Stored data entries:
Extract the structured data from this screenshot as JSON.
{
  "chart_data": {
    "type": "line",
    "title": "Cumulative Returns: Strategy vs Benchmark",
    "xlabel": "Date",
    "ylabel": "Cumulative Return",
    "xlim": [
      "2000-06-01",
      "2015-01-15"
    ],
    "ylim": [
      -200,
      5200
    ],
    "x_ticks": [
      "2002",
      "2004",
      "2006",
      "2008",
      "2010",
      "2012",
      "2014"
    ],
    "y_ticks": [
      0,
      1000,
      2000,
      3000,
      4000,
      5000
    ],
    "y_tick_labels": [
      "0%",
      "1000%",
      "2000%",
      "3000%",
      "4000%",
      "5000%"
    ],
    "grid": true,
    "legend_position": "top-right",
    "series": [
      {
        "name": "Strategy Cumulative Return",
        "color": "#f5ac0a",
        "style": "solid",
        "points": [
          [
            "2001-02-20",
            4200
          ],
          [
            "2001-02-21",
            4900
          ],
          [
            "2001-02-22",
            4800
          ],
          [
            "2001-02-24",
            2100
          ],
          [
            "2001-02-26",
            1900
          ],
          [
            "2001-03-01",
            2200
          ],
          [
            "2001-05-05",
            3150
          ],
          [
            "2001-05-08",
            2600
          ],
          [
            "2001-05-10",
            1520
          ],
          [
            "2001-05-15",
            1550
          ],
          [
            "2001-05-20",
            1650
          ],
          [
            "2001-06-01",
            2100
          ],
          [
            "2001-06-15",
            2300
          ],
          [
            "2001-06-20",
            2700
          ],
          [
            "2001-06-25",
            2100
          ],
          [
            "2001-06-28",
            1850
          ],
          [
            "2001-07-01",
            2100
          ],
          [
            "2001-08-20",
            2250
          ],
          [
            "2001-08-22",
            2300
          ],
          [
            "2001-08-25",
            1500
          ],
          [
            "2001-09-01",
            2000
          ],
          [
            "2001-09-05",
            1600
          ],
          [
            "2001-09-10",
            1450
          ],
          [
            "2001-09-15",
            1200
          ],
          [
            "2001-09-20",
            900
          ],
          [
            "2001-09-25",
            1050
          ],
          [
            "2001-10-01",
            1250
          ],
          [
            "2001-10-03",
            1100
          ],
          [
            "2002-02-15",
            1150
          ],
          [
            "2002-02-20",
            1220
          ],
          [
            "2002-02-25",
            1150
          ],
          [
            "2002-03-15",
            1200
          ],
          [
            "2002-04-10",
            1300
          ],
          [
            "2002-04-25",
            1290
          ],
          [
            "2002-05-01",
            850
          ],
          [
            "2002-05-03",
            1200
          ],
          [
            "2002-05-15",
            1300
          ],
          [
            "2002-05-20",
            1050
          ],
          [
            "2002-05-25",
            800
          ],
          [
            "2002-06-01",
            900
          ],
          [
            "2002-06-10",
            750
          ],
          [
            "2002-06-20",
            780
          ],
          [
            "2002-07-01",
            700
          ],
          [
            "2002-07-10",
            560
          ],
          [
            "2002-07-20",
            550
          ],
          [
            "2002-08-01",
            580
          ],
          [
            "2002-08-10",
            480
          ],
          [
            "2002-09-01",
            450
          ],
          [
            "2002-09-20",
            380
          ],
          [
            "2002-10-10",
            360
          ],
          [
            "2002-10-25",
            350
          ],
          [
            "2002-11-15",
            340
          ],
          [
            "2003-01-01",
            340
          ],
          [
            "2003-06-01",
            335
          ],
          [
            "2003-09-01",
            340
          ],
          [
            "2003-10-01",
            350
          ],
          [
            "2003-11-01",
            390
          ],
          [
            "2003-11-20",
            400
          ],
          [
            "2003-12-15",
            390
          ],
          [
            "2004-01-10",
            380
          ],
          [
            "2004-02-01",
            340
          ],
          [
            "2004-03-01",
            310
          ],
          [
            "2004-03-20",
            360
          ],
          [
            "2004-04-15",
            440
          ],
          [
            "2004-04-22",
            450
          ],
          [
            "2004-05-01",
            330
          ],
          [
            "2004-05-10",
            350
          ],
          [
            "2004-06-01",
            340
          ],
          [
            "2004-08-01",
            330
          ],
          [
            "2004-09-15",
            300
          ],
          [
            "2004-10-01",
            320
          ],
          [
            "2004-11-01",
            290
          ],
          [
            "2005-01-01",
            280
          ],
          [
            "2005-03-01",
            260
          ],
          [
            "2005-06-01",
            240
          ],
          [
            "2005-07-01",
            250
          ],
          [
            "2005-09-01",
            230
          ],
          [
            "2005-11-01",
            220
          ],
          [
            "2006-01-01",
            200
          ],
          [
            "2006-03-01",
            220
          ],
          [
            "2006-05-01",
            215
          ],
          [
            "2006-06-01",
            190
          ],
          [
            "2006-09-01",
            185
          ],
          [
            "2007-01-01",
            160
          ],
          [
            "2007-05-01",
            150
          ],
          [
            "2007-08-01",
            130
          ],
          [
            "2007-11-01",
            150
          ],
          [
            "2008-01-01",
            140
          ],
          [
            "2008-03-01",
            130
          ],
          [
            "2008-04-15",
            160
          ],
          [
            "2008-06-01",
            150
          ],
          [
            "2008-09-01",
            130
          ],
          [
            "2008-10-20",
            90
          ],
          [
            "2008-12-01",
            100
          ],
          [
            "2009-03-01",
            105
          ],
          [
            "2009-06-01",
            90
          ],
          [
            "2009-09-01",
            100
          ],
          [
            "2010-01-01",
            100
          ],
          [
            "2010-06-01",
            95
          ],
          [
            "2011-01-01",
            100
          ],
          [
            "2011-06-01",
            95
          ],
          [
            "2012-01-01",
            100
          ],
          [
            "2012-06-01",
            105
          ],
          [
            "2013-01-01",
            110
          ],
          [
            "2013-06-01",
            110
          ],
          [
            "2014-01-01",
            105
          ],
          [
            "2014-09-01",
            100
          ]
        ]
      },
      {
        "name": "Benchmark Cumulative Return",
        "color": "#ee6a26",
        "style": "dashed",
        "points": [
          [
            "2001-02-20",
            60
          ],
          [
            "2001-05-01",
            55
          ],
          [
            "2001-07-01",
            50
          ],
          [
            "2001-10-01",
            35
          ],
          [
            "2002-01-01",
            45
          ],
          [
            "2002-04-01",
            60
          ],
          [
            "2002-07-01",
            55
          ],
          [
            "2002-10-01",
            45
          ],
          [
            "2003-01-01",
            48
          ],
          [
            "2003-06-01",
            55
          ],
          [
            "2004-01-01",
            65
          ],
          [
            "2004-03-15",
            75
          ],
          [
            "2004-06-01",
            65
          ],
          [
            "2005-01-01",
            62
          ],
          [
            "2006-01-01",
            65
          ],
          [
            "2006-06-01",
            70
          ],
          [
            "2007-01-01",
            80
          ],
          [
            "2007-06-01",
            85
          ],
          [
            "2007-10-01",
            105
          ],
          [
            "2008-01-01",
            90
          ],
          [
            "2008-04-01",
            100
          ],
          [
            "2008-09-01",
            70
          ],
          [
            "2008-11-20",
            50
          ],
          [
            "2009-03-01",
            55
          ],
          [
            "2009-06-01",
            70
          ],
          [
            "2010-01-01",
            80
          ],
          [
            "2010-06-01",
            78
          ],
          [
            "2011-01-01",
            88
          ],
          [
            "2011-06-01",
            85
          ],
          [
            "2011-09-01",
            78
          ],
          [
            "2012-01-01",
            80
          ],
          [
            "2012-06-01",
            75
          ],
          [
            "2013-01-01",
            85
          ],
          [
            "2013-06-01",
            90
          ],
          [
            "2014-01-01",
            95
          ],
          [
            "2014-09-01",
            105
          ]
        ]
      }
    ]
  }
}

▸ **WHAT YOU SHOULD DO**
The records above should be duplicated in full, exactly as given.

▸ **SOLUTION BELOW**
Extract the structured data from this screenshot as JSON.
{
  "chart_data": {
    "type": "line",
    "title": "Cumulative Returns: Strategy vs Benchmark",
    "xlabel": "Date",
    "ylabel": "Cumulative Return",
    "xlim": [
      "2000-06-01",
      "2015-01-15"
    ],
    "ylim": [
      -200,
      5200
    ],
    "x_ticks": [
      "2002",
      "2004",
      "2006",
      "2008",
      "2010",
      "2012",
      "2014"
    ],
    "y_ticks": [
      0,
      1000,
      2000,
      3000,
      4000,
      5000
    ],
    "y_tick_labels": [
      "0%",
      "1000%",
      "2000%",
      "3000%",
      "4000%",
      "5000%"
    ],
    "grid": true,
    "legend_position": "top-right",
    "series": [
      {
        "name": "Strategy Cumulative Return",
        "color": "#f5ac0a",
        "style": "solid",
        "points": [
          [
            "2001-02-20",
            4200
          ],
          [
            "2001-02-21",
            4900
          ],
          [
            "2001-02-22",
            4800
          ],
          [
            "2001-02-24",
            2100
          ],
          [
            "2001-02-26",
            1900
          ],
          [
            "2001-03-01",
            2200
          ],
          [
            "2001-05-05",
            3150
          ],
          [
            "2001-05-08",
            2600
          ],
          [
            "2001-05-10",
            1520
          ],
          [
            "2001-05-15",
            1550
          ],
          [
            "2001-05-20",
            1650
          ],
          [
            "2001-06-01",
            2100
          ],
          [
            "2001-06-15",
            2300
          ],
          [
            "2001-06-20",
            2700
          ],
          [
            "2001-06-25",
            2100
          ],
          [
            "2001-06-28",
            1850
          ],
          [
            "2001-07-01",
            2100
          ],
          [
            "2001-08-20",
            2250
          ],
          [
            "2001-08-22",
            2300
          ],
          [
            "2001-08-25",
            1500
          ],
          [
            "2001-09-01",
            2000
          ],
          [
            "2001-09-05",
            1600
          ],
          [
            "2001-09-10",
            1450
          ],
          [
            "2001-09-15",
            1200
          ],
          [
            "2001-09-20",
            900
          ],
          [
            "2001-09-25",
            1050
          ],
          [
            "2001-10-01",
            1250
          ],
          [
            "2001-10-03",
            1100
          ],
          [
            "2002-02-15",
            1150
          ],
          [
            "2002-02-20",
            1220
          ],
          [
            "2002-02-25",
            1150
          ],
          [
            "2002-03-15",
            1200
          ],
          [
            "2002-04-10",
            1300
          ],
          [
            "2002-04-25",
            1290
          ],
          [
            "2002-05-01",
            850
          ],
          [
            "2002-05-03",
            1200
          ],
          [
            "2002-05-15",
            1300
          ],
          [
            "2002-05-20",
            1050
          ],
          [
            "2002-05-25",
            800
          ],
          [
            "2002-06-01",
            900
          ],
          [
            "2002-06-10",
            750
          ],
          [
            "2002-06-20",
            780
          ],
          [
            "2002-07-01",
            700
          ],
          [
            "2002-07-10",
            560
          ],
          [
            "2002-07-20",
            550
          ],
          [
            "2002-08-01",
            580
          ],
          [
            "2002-08-10",
            480
          ],
          [
            "2002-09-01",
            450
          ],
          [
            "2002-09-20",
            380
          ],
          [
            "2002-10-10",
            360
          ],
          [
            "2002-10-25",
            350
          ],
          [
            "2002-11-15",
            340
          ],
          [
            "2003-01-01",
            340
          ],
          [
            "2003-06-01",
            335
          ],
          [
            "2003-09-01",
            340
          ],
          [
            "2003-10-01",
            350
          ],
          [
            "2003-11-01",
            390
          ],
          [
            "2003-11-20",
            400
          ],
          [
            "2003-12-15",
            390
          ],
          [
            "2004-01-10",
            380
          ],
          [
            "2004-02-01",
            340
          ],
          [
            "2004-03-01",
            310
          ],
          [
            "2004-03-20",
            360
          ],
          [
            "2004-04-15",
            440
          ],
          [
            "2004-04-22",
            450
          ],
          [
            "2004-05-01",
            330
          ],
          [
            "2004-05-10",
            350
          ],
          [
            "2004-06-01",
            340
          ],
          [
            "2004-08-01",
            330
          ],
          [
            "2004-09-15",
            300
          ],
          [
            "2004-10-01",
            320
          ],
          [
            "2004-11-01",
            290
          ],
          [
            "2005-01-01",
            280
          ],
          [
            "2005-03-01",
            260
          ],
          [
            "2005-06-01",
            240
          ],
          [
            "2005-07-01",
            250
          ],
          [
            "2005-09-01",
            230
          ],
          [
            "2005-11-01",
            220
          ],
          [
            "2006-01-01",
            200
          ],
          [
            "2006-03-01",
            220
          ],
          [
            "2006-05-01",
            215
          ],
          [
            "2006-06-01",
            190
          ],
          [
            "2006-09-01",
            185
          ],
          [
            "2007-01-01",
            160
          ],
          [
            "2007-05-01",
            150
          ],
          [
            "2007-08-01",
            130
          ],
          [
            "2007-11-01",
            150
          ],
          [
            "2008-01-01",
            140
          ],
          [
            "2008-03-01",
            130
          ],
          [
            "2008-04-15",
            160
          ],
          [
            "2008-06-01",
            150
          ],
          [
            "2008-09-01",
            130
          ],
          [
            "2008-10-20",
            90
          ],
          [
            "2008-12-01",
            100
          ],
          [
            "2009-03-01",
            105
          ],
          [
            "2009-06-01",
            90
          ],
          [
            "2009-09-01",
            100
          ],
          [
            "2010-01-01",
            100
          ],
          [
            "2010-06-01",
            95
          ],
          [
            "2011-01-01",
            100
          ],
          [
            "2011-06-01",
            95
          ],
          [
            "2012-01-01",
            100
          ],
          [
            "2012-06-01",
            105
          ],
          [
            "2013-01-01",
            110
          ],
          [
            "2013-06-01",
            110
          ],
          [
            "2014-01-01",
            105
          ],
          [
            "2014-09-01",
            100
          ]
        ]
      },
      {
        "name": "Benchmark Cumulative Return",
        "color": "#ee6a26",
        "style": "dashed",
        "points": [
          [
            "2001-02-20",
            60
          ],
          [
            "2001-05-01",
            55
          ],
          [
            "2001-07-01",
            50
          ],
          [
            "2001-10-01",
            35
          ],
          [
            "2002-01-01",
            45
          ],
          [
            "2002-04-01",
            60
          ],
          [
            "2002-07-01",
            55
          ],
          [
            "2002-10-01",
            45
          ],
          [
            "2003-01-01",
            48
          ],
          [
            "2003-06-01",
            55
          ],
          [
            "2004-01-01",
            65
          ],
          [
            "2004-03-15",
            75
          ],
          [
            "2004-06-01",
            65
          ],
          [
            "2005-01-01",
            62
          ],
          [
            "2006-01-01",
            65
          ],
          [
            "2006-06-01",
            70
          ],
          [
            "2007-01-01",
            80
          ],
          [
            "2007-06-01",
            85
          ],
          [
            "2007-10-01",
            105
          ],
          [
            "2008-01-01",
            90
          ],
          [
            "2008-04-01",
            100
          ],
          [
            "2008-09-01",
            70
          ],
          [
            "2008-11-20",
            50
          ],
          [
            "2009-03-01",
            55
          ],
          [
            "2009-06-01",
            70
          ],
          [
            "2010-01-01",
            80
          ],
          [
            "2010-06-01",
            78
          ],
          [
            "2011-01-01",
            88
          ],
          [
            "2011-06-01",
            85
          ],
          [
            "2011-09-01",
            78
          ],
          [
            "2012-01-01",
            80
          ],
          [
            "2012-06-01",
            75
          ],
          [
            "2013-01-01",
            85
          ],
          [
            "2013-06-01",
            90
          ],
          [
            "2014-01-01",
            95
          ],
          [
            "2014-09-01",
            105
          ]
        ]
      }
    ]
  }
}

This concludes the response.